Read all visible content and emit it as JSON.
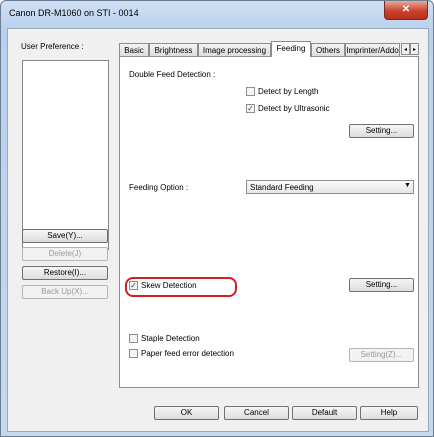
{
  "window": {
    "title": "Canon DR-M1060 on STI - 0014",
    "close_glyph": "✕"
  },
  "left": {
    "label": "User Preference :",
    "buttons": {
      "save": "Save(Y)...",
      "delete": "Delete(J)",
      "restore": "Restore(I)...",
      "backup": "Back Up(X)..."
    }
  },
  "tabs": [
    "Basic",
    "Brightness",
    "Image processing",
    "Feeding",
    "Others",
    "Imprinter/Addo"
  ],
  "tab_scroll": {
    "left": "◂",
    "right": "▸"
  },
  "feeding": {
    "double_feed_label": "Double Feed Detection :",
    "detect_by_length": "Detect by Length",
    "detect_by_ultrasonic": "Detect by Ultrasonic",
    "setting1": "Setting...",
    "feeding_option_label": "Feeding Option :",
    "feeding_option_value": "Standard Feeding",
    "skew_detection": "Skew Detection",
    "setting2": "Setting...",
    "staple_detection": "Staple Detection",
    "paper_feed_error": "Paper feed error detection",
    "setting3": "Setting(Z)..."
  },
  "checks": {
    "length": false,
    "ultrasonic": true,
    "skew": true,
    "staple": false,
    "paper": false
  },
  "footer": {
    "ok": "OK",
    "cancel": "Cancel",
    "default": "Default",
    "help": "Help"
  }
}
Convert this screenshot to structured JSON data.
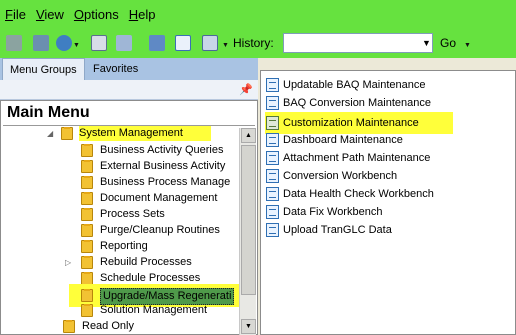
{
  "menubar": {
    "items": [
      {
        "underline": "F",
        "rest": "ile"
      },
      {
        "underline": "V",
        "rest": "iew"
      },
      {
        "underline": "O",
        "rest": "ptions"
      },
      {
        "underline": "H",
        "rest": "elp"
      }
    ]
  },
  "toolbar": {
    "history_label": "History:",
    "history_value": "",
    "go_label": "Go",
    "icons": [
      "tree-icon",
      "network-icon",
      "globe-icon",
      "card-icon",
      "document-icon",
      "people-icon",
      "search-document-icon",
      "tools-icon"
    ]
  },
  "tabs": {
    "menu_groups": "Menu Groups",
    "favorites": "Favorites"
  },
  "tree": {
    "title": "Main Menu",
    "items": [
      {
        "label": "System Management",
        "highlighted": true
      },
      {
        "label": "Business Activity Queries"
      },
      {
        "label": "External Business Activity"
      },
      {
        "label": "Business Process Manage"
      },
      {
        "label": "Document Management"
      },
      {
        "label": "Process Sets"
      },
      {
        "label": "Purge/Cleanup Routines"
      },
      {
        "label": "Reporting"
      },
      {
        "label": "Rebuild Processes"
      },
      {
        "label": "Schedule Processes"
      },
      {
        "label": "Upgrade/Mass Regenerati",
        "highlighted": true
      },
      {
        "label": "Solution Management"
      },
      {
        "label": "Read Only"
      }
    ]
  },
  "list": {
    "items": [
      {
        "label": "Updatable BAQ Maintenance"
      },
      {
        "label": "BAQ Conversion Maintenance"
      },
      {
        "label": "Customization Maintenance",
        "highlighted": true
      },
      {
        "label": "Dashboard Maintenance"
      },
      {
        "label": "Attachment Path Maintenance"
      },
      {
        "label": "Conversion Workbench"
      },
      {
        "label": "Data Health Check Workbench"
      },
      {
        "label": "Data Fix Workbench"
      },
      {
        "label": "Upload TranGLC Data"
      }
    ]
  },
  "colors": {
    "toolbar_bg": "#66e23f",
    "highlight": "#ffff3a"
  }
}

- **STATED PROBLEM**:
Track down every line holding the string "false" and copy it.

- **OUTPUT FOR THIS EXERCISE**:
    "length": false,
    "staple": false,
    "paper": false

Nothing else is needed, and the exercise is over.